[Written exercise]: Retype the records word for word, starting at the very first line and ending at the line that contains "y-axis-label: Q [Å⁻¹]", with that line included.
---+---
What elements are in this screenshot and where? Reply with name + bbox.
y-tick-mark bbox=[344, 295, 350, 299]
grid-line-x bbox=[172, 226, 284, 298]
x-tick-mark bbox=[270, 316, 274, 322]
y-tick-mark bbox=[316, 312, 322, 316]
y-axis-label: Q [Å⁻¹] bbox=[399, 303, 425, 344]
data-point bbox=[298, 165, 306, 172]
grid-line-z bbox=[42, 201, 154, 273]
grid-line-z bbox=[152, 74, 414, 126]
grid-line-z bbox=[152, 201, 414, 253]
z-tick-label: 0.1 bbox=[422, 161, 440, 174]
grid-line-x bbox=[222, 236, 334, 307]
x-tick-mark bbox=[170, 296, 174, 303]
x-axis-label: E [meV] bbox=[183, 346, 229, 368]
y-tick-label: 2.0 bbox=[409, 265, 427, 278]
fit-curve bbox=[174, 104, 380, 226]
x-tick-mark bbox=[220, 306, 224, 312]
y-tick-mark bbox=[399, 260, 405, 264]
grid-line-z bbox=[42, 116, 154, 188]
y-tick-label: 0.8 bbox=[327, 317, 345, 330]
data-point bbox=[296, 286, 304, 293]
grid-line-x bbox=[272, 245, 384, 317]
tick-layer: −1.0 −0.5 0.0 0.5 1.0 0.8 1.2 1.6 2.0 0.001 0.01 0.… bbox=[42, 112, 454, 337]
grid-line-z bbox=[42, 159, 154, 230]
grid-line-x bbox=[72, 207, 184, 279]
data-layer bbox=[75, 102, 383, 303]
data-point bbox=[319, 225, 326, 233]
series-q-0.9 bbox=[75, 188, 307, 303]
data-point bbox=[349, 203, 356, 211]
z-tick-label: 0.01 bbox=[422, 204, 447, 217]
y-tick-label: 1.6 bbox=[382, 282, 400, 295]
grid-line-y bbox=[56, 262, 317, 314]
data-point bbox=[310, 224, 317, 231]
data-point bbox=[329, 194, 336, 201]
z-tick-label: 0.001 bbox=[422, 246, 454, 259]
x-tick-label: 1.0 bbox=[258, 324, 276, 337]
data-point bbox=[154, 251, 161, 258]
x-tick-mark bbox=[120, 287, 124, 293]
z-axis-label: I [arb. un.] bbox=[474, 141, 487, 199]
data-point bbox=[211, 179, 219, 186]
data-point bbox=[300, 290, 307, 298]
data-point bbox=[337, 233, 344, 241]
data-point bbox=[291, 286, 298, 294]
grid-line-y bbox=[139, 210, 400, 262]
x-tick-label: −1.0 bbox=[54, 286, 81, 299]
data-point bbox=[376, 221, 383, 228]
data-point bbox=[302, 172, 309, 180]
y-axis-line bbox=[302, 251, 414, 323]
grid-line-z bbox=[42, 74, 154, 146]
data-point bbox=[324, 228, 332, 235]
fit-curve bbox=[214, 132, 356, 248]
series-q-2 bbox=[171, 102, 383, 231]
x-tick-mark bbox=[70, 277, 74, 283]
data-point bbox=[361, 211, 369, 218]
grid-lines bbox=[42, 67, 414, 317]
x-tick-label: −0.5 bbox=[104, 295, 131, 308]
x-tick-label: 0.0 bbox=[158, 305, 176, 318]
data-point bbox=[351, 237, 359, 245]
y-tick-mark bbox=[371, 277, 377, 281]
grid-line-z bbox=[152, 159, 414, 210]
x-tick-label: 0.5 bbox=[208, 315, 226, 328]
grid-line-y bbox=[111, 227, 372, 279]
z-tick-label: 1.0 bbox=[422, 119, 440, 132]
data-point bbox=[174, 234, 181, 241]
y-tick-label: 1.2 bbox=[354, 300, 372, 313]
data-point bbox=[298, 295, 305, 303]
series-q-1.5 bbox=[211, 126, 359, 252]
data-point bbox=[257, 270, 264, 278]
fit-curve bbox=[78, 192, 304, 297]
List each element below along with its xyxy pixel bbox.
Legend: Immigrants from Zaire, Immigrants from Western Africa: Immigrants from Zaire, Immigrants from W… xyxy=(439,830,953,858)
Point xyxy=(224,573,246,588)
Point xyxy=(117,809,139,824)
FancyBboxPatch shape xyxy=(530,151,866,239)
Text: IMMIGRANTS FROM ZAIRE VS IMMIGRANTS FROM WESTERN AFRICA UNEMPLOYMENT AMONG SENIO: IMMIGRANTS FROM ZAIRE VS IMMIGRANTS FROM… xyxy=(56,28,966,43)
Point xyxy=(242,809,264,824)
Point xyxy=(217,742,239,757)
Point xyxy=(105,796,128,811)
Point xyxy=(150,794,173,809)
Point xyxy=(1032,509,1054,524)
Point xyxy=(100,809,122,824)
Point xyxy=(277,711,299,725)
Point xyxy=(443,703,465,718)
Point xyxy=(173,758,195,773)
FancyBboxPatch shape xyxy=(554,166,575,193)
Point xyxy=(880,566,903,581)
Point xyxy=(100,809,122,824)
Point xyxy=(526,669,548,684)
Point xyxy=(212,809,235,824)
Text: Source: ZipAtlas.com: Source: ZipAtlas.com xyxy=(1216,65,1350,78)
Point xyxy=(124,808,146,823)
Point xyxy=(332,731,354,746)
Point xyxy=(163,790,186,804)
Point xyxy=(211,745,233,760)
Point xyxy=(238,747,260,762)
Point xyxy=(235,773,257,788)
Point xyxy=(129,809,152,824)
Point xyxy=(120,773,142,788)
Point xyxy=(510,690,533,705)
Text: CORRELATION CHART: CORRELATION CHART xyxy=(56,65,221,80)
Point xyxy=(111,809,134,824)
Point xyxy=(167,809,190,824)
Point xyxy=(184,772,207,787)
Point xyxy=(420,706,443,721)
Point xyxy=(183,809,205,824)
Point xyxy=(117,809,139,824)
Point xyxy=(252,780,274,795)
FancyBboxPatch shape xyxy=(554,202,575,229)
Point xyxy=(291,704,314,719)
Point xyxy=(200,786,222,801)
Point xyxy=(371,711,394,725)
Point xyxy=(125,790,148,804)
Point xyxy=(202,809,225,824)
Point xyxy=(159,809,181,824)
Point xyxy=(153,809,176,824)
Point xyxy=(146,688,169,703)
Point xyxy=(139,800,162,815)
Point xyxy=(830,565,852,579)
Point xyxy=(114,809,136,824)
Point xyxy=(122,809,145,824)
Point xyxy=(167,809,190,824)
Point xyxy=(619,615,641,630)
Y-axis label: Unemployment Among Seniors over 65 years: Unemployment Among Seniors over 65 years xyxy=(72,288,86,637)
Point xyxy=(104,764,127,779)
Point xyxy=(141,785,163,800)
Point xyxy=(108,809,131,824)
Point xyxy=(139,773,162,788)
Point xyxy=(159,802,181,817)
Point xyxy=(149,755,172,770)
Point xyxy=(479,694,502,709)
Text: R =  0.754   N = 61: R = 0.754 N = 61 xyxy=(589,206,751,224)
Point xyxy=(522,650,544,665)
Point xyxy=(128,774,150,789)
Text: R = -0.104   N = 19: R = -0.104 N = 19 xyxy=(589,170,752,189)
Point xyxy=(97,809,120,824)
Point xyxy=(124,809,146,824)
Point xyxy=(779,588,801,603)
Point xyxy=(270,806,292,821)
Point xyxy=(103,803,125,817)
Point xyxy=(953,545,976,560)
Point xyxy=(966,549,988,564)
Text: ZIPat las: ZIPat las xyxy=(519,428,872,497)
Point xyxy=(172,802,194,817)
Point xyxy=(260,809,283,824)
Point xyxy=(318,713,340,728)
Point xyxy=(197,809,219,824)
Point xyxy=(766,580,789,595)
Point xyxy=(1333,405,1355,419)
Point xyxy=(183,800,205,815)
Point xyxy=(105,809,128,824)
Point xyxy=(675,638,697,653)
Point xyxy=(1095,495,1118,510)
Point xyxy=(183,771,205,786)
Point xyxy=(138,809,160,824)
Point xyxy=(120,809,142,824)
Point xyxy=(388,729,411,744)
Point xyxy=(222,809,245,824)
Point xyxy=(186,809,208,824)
---+---
[Task response]:
What elements are in this screenshot and where? Reply with name + bbox.
y-tick-mark bbox=[344, 295, 350, 299]
grid-line-x bbox=[172, 226, 284, 298]
x-tick-mark bbox=[270, 316, 274, 322]
y-tick-mark bbox=[316, 312, 322, 316]
y-axis-label: Q [Å⁻¹] bbox=[399, 303, 425, 344]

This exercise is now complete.